>> Start RECORDS TO USE
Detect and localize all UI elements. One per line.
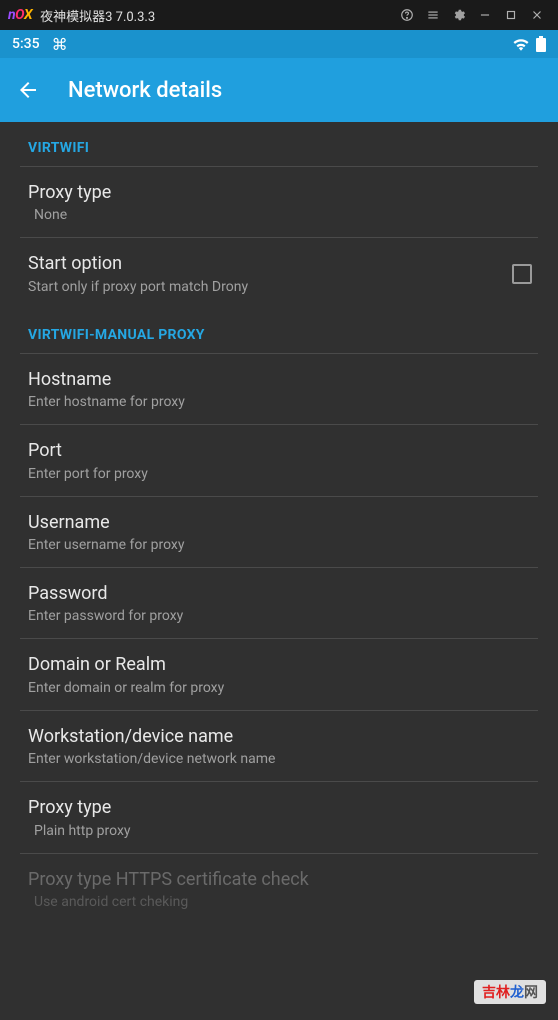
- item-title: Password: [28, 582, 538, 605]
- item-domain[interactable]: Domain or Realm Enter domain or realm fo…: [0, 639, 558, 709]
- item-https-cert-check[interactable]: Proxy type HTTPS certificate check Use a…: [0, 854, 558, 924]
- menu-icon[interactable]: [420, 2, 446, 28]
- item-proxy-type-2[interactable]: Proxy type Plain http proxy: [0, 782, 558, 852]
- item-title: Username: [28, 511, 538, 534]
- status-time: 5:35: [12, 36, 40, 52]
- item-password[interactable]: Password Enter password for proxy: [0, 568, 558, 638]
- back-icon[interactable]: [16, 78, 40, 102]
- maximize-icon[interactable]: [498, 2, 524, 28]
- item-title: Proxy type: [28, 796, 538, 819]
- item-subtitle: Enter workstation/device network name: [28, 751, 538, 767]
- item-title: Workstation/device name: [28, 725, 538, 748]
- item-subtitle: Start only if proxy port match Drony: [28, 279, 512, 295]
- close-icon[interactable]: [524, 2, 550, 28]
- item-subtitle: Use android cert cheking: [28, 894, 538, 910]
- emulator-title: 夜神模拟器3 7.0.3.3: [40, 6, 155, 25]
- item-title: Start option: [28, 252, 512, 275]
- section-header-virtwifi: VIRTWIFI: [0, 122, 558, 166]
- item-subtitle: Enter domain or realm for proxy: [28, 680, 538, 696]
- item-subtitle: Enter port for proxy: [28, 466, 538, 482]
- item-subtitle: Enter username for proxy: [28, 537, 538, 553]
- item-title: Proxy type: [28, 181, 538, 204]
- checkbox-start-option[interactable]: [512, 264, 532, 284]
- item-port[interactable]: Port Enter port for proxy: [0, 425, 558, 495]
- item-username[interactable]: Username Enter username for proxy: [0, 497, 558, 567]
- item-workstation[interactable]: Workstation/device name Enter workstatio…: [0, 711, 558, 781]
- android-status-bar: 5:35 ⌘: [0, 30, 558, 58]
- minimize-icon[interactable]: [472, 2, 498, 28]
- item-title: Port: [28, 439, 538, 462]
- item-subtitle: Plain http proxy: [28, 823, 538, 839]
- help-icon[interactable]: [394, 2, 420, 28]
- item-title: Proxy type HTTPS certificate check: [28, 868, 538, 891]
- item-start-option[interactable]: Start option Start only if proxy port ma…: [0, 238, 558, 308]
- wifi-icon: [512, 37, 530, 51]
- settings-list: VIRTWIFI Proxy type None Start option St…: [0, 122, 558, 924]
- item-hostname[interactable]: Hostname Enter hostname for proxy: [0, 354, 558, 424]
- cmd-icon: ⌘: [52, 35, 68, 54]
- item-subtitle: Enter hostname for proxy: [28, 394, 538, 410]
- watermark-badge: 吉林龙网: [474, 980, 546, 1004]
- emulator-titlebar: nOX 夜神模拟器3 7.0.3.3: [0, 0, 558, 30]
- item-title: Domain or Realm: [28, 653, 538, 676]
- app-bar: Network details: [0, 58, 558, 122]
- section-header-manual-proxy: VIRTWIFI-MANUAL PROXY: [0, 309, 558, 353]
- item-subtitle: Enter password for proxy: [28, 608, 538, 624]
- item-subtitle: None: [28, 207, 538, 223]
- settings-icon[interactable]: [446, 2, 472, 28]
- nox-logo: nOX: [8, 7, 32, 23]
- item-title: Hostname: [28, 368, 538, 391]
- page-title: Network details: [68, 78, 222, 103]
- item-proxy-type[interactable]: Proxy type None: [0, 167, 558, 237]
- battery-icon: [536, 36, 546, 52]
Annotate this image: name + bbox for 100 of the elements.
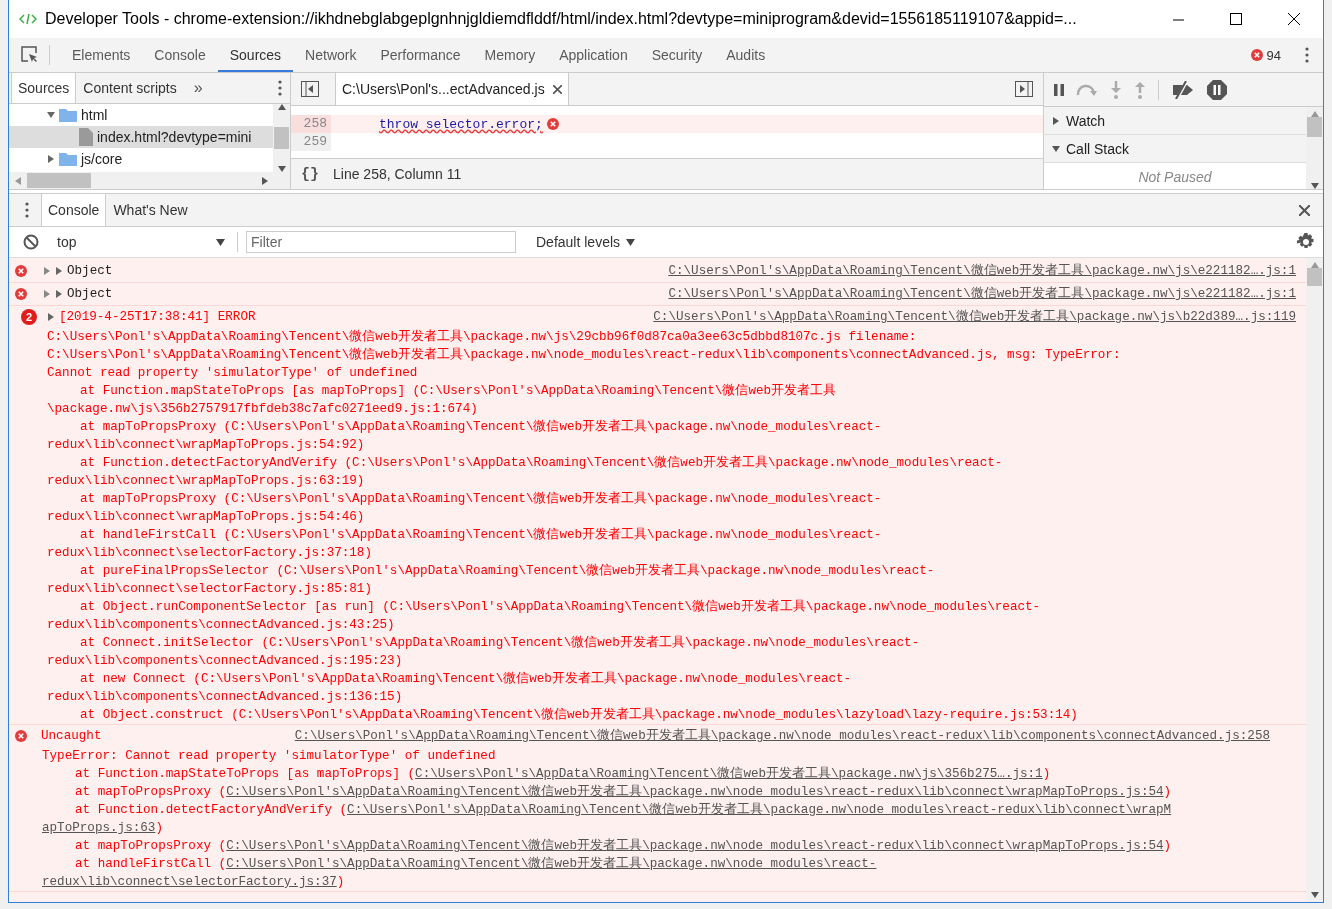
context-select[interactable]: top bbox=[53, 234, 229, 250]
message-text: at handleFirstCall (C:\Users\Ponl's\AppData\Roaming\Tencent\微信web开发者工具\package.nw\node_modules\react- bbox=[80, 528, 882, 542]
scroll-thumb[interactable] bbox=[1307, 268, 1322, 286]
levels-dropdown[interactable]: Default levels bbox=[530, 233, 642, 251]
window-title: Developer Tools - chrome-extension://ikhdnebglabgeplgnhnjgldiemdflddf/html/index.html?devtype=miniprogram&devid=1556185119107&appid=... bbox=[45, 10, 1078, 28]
>> End RECORDS TO USE
AIM OF THE EXERCISE
Extract every line of the data above verbatim, in its original order, and omit the pictures.

CORRECT OUTPUT
Detect and localize all UI elements. One per line.
- item-title: Password: [28, 582, 538, 605]
- item-domain[interactable]: Domain or Realm Enter domain or realm fo…: [0, 639, 558, 709]
- item-https-cert-check[interactable]: Proxy type HTTPS certificate check Use a…: [0, 854, 558, 924]
- menu-icon[interactable]: [420, 2, 446, 28]
- item-proxy-type-2[interactable]: Proxy type Plain http proxy: [0, 782, 558, 852]
- item-title: Username: [28, 511, 538, 534]
- status-time: 5:35: [12, 36, 40, 52]
- item-password[interactable]: Password Enter password for proxy: [0, 568, 558, 638]
- back-icon[interactable]: [16, 78, 40, 102]
- maximize-icon[interactable]: [498, 2, 524, 28]
- item-title: Proxy type: [28, 796, 538, 819]
- item-subtitle: Enter workstation/device network name: [28, 751, 538, 767]
- item-title: Workstation/device name: [28, 725, 538, 748]
- item-subtitle: Start only if proxy port match Drony: [28, 279, 512, 295]
- close-icon[interactable]: [524, 2, 550, 28]
- item-subtitle: Use android cert cheking: [28, 894, 538, 910]
- emulator-title: 夜神模拟器3 7.0.3.3: [40, 6, 155, 25]
- item-title: Start option: [28, 252, 512, 275]
- section-header-virtwifi: VIRTWIFI: [0, 122, 558, 166]
- item-subtitle: Enter domain or realm for proxy: [28, 680, 538, 696]
- item-subtitle: Enter port for proxy: [28, 466, 538, 482]
- item-subtitle: Enter username for proxy: [28, 537, 538, 553]
- item-title: Proxy type: [28, 181, 538, 204]
- checkbox-start-option[interactable]: [512, 264, 532, 284]
- item-port[interactable]: Port Enter port for proxy: [0, 425, 558, 495]
- item-username[interactable]: Username Enter username for proxy: [0, 497, 558, 567]
- item-workstation[interactable]: Workstation/device name Enter workstatio…: [0, 711, 558, 781]
- android-status-bar: 5:35 ⌘: [0, 30, 558, 58]
- minimize-icon[interactable]: [472, 2, 498, 28]
- item-title: Port: [28, 439, 538, 462]
- item-subtitle: Plain http proxy: [28, 823, 538, 839]
- help-icon[interactable]: [394, 2, 420, 28]
- item-title: Proxy type HTTPS certificate check: [28, 868, 538, 891]
- item-start-option[interactable]: Start option Start only if proxy port ma…: [0, 238, 558, 308]
- wifi-icon: [512, 37, 530, 51]
- settings-list: VIRTWIFI Proxy type None Start option St…: [0, 122, 558, 924]
- item-hostname[interactable]: Hostname Enter hostname for proxy: [0, 354, 558, 424]
- cmd-icon: ⌘: [52, 35, 68, 54]
- item-subtitle: Enter hostname for proxy: [28, 394, 538, 410]
- watermark-badge: 吉林龙网: [474, 980, 546, 1004]
- emulator-titlebar: nOX 夜神模拟器3 7.0.3.3: [0, 0, 558, 30]
- item-title: Domain or Realm: [28, 653, 538, 676]
- app-bar: Network details: [0, 58, 558, 122]
- section-header-manual-proxy: VIRTWIFI-MANUAL PROXY: [0, 309, 558, 353]
- item-subtitle: Enter password for proxy: [28, 608, 538, 624]
- item-subtitle: None: [28, 207, 538, 223]
- settings-icon[interactable]: [446, 2, 472, 28]
- nox-logo: nOX: [8, 7, 32, 23]
- item-title: Hostname: [28, 368, 538, 391]
- page-title: Network details: [68, 78, 222, 103]
- item-proxy-type[interactable]: Proxy type None: [0, 167, 558, 237]
- battery-icon: [536, 36, 546, 52]
Annotate this image: name + bbox for 100 of the elements.
context-select[interactable]: top bbox=[53, 234, 229, 250]
message-text: at handleFirstCall (C:\Users\Ponl's\AppData\Roaming\Tencent\微信web开发者工具\package.nw\node_modules\react- bbox=[80, 528, 882, 542]
scroll-thumb[interactable] bbox=[1307, 268, 1322, 286]
levels-dropdown[interactable]: Default levels bbox=[530, 233, 642, 251]
window-title: Developer Tools - chrome-extension://ikhdnebglabgeplgnhnjgldiemdflddf/html/index.html?devtype=miniprogram&devid=1556185119107&appid=... bbox=[45, 10, 1078, 28]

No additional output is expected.